In the records below, work out how many lines hold the word "fotônicos". Report the number alone.

━━━ PROVIDED DATA ━━━

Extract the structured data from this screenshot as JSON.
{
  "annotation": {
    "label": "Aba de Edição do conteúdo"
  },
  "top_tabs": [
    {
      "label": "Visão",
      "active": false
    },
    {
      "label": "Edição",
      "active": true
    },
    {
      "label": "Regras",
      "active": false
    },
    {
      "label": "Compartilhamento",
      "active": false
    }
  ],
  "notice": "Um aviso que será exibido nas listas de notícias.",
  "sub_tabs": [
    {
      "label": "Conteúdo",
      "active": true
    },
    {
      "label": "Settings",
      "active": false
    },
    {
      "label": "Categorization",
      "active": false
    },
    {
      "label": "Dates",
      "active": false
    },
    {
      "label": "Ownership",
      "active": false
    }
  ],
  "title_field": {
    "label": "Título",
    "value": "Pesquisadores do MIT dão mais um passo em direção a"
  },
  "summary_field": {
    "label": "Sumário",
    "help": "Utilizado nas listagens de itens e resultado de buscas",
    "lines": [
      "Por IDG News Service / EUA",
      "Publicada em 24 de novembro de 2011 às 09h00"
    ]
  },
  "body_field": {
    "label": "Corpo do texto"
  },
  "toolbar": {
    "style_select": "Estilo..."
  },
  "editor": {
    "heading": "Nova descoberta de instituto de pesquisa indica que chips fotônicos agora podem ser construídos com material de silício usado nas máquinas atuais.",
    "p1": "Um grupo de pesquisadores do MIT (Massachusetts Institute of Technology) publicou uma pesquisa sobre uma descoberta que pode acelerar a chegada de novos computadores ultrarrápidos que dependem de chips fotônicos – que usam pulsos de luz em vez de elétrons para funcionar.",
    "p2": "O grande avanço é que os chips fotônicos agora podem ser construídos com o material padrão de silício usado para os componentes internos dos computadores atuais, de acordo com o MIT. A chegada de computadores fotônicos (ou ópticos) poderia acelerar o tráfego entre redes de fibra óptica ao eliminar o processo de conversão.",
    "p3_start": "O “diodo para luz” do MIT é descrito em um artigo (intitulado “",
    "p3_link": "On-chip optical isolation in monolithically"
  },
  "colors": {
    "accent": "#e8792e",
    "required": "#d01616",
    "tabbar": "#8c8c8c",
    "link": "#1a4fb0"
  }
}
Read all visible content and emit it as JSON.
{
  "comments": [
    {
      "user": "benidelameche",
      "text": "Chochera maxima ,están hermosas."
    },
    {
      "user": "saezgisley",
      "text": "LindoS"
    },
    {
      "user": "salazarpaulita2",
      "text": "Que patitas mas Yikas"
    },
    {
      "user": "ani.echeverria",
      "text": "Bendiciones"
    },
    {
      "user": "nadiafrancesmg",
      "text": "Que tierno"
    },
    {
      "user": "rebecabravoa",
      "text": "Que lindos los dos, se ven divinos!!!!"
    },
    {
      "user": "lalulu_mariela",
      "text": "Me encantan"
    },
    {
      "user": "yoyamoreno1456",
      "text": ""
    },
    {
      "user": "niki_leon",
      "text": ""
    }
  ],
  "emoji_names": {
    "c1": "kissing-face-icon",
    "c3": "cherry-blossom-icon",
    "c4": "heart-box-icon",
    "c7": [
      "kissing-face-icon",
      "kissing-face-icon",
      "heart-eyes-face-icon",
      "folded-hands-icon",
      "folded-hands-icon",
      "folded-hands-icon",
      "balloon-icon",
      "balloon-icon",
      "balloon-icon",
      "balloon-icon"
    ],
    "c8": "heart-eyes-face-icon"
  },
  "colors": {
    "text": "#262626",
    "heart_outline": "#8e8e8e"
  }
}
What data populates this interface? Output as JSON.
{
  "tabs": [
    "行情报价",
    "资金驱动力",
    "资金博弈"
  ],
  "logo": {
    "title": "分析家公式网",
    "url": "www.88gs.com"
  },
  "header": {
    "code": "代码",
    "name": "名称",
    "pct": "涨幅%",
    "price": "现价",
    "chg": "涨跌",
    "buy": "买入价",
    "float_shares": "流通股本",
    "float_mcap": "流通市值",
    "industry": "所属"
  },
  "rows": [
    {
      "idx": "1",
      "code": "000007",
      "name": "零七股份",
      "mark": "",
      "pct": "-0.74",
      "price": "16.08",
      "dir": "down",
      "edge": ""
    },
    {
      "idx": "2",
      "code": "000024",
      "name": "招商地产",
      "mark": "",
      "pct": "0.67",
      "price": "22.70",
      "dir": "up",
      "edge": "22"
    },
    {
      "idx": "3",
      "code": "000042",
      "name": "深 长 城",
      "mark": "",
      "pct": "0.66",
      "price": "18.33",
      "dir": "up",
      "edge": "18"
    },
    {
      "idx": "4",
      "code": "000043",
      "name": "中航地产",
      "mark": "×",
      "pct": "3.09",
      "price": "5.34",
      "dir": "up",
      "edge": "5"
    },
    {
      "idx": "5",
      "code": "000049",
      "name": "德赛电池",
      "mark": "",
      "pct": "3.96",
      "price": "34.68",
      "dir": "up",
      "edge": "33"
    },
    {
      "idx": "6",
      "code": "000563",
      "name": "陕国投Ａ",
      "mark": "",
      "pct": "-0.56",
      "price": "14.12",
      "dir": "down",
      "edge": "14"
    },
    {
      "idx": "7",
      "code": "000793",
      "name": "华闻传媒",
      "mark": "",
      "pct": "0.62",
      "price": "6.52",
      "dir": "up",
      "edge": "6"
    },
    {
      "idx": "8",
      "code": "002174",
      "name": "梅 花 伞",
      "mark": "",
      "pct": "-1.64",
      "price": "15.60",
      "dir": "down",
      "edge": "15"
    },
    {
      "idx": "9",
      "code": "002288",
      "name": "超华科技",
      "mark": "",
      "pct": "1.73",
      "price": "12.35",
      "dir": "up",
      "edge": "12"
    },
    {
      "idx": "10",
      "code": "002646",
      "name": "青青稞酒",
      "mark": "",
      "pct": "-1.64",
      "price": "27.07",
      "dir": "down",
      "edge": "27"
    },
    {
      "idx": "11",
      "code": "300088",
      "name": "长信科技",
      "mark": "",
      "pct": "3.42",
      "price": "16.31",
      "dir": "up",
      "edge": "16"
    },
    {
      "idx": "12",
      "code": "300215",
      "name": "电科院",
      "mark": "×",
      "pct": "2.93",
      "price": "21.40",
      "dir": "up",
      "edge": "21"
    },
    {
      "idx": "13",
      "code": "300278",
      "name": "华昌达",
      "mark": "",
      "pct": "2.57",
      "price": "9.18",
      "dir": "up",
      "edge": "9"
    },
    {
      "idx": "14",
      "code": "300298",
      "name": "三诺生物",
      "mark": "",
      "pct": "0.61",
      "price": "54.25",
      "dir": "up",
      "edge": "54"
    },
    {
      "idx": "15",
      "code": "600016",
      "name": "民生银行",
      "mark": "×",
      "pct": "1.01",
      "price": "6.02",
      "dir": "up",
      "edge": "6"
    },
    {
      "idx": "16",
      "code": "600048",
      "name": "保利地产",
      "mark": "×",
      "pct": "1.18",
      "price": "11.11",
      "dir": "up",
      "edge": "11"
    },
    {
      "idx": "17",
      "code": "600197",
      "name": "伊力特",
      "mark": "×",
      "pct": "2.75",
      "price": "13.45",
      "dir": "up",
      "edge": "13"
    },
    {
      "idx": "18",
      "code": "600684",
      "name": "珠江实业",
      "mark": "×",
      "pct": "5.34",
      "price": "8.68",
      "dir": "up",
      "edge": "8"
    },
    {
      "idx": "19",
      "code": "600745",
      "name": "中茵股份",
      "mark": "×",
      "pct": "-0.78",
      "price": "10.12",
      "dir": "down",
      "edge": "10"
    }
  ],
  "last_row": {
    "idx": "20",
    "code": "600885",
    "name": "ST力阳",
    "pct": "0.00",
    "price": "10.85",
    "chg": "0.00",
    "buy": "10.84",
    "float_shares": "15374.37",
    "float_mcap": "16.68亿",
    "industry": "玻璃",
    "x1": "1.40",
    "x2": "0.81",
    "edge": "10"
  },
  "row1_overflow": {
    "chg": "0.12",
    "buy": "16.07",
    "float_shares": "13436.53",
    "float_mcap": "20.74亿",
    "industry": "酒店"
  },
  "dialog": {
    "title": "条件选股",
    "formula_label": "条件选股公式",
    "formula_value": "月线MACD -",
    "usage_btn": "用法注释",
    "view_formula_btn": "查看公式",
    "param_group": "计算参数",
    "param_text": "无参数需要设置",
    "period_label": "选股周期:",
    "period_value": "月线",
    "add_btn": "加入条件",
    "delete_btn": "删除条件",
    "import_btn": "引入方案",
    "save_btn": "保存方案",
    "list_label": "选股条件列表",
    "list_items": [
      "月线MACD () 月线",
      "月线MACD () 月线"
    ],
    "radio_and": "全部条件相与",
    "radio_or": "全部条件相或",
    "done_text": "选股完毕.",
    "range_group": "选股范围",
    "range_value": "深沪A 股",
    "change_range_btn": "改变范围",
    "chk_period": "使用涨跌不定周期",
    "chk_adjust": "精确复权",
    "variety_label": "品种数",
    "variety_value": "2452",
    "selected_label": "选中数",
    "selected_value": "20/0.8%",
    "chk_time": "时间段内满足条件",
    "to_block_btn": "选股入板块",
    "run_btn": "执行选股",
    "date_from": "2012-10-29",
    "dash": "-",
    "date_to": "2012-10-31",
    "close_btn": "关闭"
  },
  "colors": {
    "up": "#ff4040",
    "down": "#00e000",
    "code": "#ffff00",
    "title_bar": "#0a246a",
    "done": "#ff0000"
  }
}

━━━

- **ANSWER**: 3